* [Textausschnitt]:
Bätzing zog auch nicht zurück als Papst Franziskus einer dauerhaften Nachfolge des Synodalen Wegs eine Absage erteilte: „Der Heilige Stuhl sieht die Gefahr einer Schwächung des bischöflichen Amtes – ich erlebe synodale Beratung geradezu als eine Stärkung dieses Amtes.“ Seiner Person glaubt man also die aufrichtige Bemühung für Reformen in der katholischen Kirche. Und auch andere Bischöfe zeigen sich progressiv, wollen eine andere Kirche leben. Aber die konservativen Kräfte sind da – und rein rechtlich gesehen haben sie das Machtmonopol weiterhin auf ihrer Seite.

Erpressung durch Bischöfe?

Bei einigen Bischöfen wird deutlich, wie wenig sie von der Mitsprache von Lai*­in­nen halten. Ende Februar hatten sie bei der Bischofskonferenz Änderungsanträge gestellt zu Reformtexten, die vor allem von Lai*­in­nen geschrieben wurden. Viele empörten sich deshalb in Frankfurt: Ging das nicht früher? Sollen jetzt nur weichgespülte Kompromisstexte zur Abstimmung kommen?

Die Präsidentin des Zentralkomitees der deutschen Katholiken (ZdK), Irme Stetter-Karp, kritisierte, dass die Bischöfe die Änderungen nicht in der vorgesehenen Frist einbrachten, wie es alle anderen Delegierten taten. „Die Dynamik in dieser fünften Synodalversammlung war ungesund“, sagte Stetter-Karp in einer Zwischenbilanz am Freitag. „Wie lange wollen sie unsere große Kompromissbereitschaft noch in Anspruch nehmen, liebe Bischöfe? Zuweilen fühlen sich manche von uns erpresst, damit überhaupt was zustande kommt.“

Diese Meinung vertreten auch die jüngeren Mitglieder der Synodalversammlung. Bei einem Instagram-Livetalk am Vorabend der fünften und letzten Synodalversammlung in Frankfurt haben die jungen Synodalen noch gute Laune. Sie freuen sich über die vielen bestärkenden Nachrichten aus ihren Jugendverbänden für ihre Arbeit. Pfadfinderin Viola Kohlberger sagt aber auch: „Ich habe so wenig Hoffnung für den Großteil der bayrischen Bistümer“. Sie selbst kommt aus einer Gemeinde im Bistum Augsburg. Ob die Beschlüsse des Synodalen Wegs auch konsequent umgesetzt werden, bleibt in der Entscheidungsgewalt der Bischöfe vor Ort.

* [Auszüge aus Einträgen]:
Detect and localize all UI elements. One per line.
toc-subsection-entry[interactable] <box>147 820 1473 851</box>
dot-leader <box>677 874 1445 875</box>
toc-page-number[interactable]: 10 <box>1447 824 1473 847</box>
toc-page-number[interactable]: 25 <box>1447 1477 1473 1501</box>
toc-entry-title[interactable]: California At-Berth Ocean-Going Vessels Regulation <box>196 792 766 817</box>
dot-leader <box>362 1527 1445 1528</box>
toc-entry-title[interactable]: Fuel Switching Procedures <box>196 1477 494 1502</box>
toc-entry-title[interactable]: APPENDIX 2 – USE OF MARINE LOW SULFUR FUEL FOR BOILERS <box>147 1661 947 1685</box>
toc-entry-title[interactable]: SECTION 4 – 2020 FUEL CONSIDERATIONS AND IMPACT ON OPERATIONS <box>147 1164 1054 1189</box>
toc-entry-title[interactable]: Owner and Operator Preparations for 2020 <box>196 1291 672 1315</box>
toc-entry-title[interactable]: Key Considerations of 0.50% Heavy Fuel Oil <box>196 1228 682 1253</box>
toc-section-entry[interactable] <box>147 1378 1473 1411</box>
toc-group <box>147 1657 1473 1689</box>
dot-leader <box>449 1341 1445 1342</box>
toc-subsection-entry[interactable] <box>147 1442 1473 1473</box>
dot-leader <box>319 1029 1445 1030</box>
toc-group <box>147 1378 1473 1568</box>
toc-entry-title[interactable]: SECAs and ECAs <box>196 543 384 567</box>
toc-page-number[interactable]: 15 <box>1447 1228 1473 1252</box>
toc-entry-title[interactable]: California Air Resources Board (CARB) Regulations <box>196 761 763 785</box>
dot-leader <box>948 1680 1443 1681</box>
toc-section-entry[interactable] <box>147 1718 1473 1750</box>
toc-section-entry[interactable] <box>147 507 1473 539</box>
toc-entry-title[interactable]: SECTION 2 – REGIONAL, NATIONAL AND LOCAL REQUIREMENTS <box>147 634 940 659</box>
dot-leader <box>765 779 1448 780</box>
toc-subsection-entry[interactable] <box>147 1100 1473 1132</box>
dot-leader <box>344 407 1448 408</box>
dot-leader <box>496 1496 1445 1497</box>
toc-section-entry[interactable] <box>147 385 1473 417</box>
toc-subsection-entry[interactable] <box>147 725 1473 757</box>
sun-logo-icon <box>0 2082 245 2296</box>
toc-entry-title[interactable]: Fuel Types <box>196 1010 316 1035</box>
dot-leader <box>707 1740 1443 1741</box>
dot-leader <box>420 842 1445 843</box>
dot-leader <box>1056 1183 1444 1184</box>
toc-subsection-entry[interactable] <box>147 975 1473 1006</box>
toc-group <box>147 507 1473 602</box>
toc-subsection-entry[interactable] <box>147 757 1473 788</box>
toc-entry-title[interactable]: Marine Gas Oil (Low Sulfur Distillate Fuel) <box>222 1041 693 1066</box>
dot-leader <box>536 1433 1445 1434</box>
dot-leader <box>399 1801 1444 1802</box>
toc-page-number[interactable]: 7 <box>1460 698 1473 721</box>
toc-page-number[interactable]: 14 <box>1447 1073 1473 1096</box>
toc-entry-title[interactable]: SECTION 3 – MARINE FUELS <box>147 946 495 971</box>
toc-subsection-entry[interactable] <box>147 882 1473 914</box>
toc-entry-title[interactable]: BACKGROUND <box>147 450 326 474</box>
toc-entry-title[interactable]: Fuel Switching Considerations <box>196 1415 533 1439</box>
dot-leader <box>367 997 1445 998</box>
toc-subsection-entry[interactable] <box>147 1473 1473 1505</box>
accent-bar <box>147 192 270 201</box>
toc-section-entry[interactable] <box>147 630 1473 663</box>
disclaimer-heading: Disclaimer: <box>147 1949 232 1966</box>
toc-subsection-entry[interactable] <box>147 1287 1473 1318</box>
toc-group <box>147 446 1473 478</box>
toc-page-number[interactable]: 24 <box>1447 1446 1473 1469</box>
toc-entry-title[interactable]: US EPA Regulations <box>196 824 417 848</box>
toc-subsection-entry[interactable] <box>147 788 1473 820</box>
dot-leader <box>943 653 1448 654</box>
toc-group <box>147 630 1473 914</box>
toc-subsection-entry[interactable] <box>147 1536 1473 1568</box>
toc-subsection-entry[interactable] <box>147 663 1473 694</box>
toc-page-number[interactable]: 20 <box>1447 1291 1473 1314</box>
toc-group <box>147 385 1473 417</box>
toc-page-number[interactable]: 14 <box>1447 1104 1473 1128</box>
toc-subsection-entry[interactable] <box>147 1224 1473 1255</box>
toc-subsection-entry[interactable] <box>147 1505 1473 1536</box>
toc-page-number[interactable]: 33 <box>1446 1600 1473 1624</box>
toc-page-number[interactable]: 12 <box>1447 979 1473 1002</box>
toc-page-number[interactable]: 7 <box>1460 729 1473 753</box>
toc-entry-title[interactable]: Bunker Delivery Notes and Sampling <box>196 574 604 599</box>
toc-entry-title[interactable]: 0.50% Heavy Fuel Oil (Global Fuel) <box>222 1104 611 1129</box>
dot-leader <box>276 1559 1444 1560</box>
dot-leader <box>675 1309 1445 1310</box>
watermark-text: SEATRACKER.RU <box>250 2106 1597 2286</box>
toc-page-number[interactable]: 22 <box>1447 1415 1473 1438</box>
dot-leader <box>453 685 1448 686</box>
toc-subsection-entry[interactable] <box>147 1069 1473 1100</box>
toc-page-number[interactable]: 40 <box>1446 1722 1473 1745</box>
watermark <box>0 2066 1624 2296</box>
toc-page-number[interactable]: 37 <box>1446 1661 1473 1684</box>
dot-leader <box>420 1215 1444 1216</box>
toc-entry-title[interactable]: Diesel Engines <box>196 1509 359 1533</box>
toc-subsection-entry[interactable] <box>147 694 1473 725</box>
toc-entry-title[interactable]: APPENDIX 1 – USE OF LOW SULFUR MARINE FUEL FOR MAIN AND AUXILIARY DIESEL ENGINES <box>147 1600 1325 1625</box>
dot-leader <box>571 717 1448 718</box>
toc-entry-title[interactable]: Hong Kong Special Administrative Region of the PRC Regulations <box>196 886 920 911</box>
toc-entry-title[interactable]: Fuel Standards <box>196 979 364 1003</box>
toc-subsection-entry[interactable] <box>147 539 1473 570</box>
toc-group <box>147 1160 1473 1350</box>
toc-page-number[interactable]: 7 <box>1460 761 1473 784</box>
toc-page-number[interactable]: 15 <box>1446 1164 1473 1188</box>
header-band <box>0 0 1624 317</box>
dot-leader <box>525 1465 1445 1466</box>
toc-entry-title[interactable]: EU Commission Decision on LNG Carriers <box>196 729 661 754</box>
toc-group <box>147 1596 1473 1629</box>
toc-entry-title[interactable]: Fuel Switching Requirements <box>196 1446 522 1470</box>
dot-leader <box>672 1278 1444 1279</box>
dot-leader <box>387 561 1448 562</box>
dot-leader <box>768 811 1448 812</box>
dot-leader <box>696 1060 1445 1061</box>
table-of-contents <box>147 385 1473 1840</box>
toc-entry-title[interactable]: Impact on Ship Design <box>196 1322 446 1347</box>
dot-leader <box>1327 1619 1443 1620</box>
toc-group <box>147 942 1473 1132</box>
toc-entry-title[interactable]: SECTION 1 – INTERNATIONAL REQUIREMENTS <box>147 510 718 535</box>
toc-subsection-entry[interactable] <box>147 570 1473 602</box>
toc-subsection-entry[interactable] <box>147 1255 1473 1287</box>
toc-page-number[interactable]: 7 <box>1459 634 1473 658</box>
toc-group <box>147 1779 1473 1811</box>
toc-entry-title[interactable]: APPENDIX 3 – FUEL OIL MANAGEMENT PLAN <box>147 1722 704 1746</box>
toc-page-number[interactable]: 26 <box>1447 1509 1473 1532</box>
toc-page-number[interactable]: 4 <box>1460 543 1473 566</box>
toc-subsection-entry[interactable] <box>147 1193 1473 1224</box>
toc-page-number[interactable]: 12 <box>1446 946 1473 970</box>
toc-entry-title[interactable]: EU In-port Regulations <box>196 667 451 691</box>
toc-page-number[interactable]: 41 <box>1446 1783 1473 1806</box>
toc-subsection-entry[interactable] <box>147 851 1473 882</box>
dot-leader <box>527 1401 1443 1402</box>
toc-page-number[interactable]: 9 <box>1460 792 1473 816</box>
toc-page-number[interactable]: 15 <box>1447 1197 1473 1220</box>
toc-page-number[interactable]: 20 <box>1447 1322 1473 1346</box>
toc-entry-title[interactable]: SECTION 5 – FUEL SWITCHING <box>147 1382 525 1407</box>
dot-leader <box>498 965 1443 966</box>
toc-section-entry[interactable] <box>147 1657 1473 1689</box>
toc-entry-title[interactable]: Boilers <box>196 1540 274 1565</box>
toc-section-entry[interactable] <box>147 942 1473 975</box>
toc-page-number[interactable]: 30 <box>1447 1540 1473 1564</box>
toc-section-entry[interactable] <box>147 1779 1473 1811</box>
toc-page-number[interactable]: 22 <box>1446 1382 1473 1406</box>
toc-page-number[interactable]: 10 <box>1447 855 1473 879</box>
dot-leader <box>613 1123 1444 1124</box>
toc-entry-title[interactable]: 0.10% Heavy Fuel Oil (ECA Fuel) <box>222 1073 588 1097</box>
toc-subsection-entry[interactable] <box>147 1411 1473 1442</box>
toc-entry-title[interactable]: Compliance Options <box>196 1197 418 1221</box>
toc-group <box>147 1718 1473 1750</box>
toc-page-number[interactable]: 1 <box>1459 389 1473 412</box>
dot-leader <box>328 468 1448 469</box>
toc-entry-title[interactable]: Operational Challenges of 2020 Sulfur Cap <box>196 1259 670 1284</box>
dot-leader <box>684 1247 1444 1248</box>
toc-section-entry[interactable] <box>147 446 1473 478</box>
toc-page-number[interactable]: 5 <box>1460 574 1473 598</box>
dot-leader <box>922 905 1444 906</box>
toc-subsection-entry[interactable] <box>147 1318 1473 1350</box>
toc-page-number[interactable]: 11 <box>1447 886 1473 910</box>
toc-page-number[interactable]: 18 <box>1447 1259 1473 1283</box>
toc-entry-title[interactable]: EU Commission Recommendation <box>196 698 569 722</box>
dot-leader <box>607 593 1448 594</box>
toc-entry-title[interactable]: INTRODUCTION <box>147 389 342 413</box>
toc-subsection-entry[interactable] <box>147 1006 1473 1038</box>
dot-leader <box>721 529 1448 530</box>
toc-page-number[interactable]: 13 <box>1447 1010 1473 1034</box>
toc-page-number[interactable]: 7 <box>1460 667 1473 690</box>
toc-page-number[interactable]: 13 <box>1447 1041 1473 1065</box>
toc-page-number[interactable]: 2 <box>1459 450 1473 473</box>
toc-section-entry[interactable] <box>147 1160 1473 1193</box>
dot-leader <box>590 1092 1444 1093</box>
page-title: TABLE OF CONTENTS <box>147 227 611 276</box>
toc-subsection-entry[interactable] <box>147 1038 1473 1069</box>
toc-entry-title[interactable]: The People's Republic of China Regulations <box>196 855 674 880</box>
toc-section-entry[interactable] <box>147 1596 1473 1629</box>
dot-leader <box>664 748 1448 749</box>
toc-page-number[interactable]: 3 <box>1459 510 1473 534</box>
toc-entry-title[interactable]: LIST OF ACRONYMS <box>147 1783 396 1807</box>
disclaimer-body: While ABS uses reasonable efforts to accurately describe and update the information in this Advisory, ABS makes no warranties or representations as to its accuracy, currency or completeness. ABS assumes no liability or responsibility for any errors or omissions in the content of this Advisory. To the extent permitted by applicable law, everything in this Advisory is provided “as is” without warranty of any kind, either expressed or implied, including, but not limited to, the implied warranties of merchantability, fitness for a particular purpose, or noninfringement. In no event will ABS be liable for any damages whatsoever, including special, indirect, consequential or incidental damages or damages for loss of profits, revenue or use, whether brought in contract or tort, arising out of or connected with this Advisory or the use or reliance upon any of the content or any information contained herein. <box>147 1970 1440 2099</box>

* [Aufgaben]:
- a) Beantworte diese Fragen zum Textausschnitt:
(i) Wann hatten Bischöfe bei der Bischofskonferenz Änderungsanträge gestellt?
(ii) Mit welchem Wort beschrieb Irme Stetter-Karp die Dynamik in der fünften Synodalversammlung?
(iii) In welchem Bistum liegt die Gemeinde, aus der Viola Kohlberger kommt?
- b) Fasse den Textausschnitt in zwei Sätzen zusammen.
Die Einträge haben mit dem Textausschnitt nichts zu tun.

* [Antworten]:
- a)
(i) Ende Februar
(ii) Ungesund
(iii) Im Bistum Augsburg

- b) Bätzing hält an Reformen fest, obwohl Papst Franziskus einer dauerhaften Nachfolge des Synodalen Wegs eine Absage erteilt hat, doch rechtlich haben die konservativen Kräfte weiterhin das Machtmonopol. Die ZdK-Präsidentin Irme Stetter-Karp kritisierte, dass Bischöfe ihre Änderungsanträge zu Reformtexten von Laiinnen und Laien nicht in der vorgesehenen Frist einbrachten, und auch die jüngeren Synodalen teilen diese Kritik, zumal die Umsetzung der Beschlüsse bei den Bischöfen vor Ort liegt.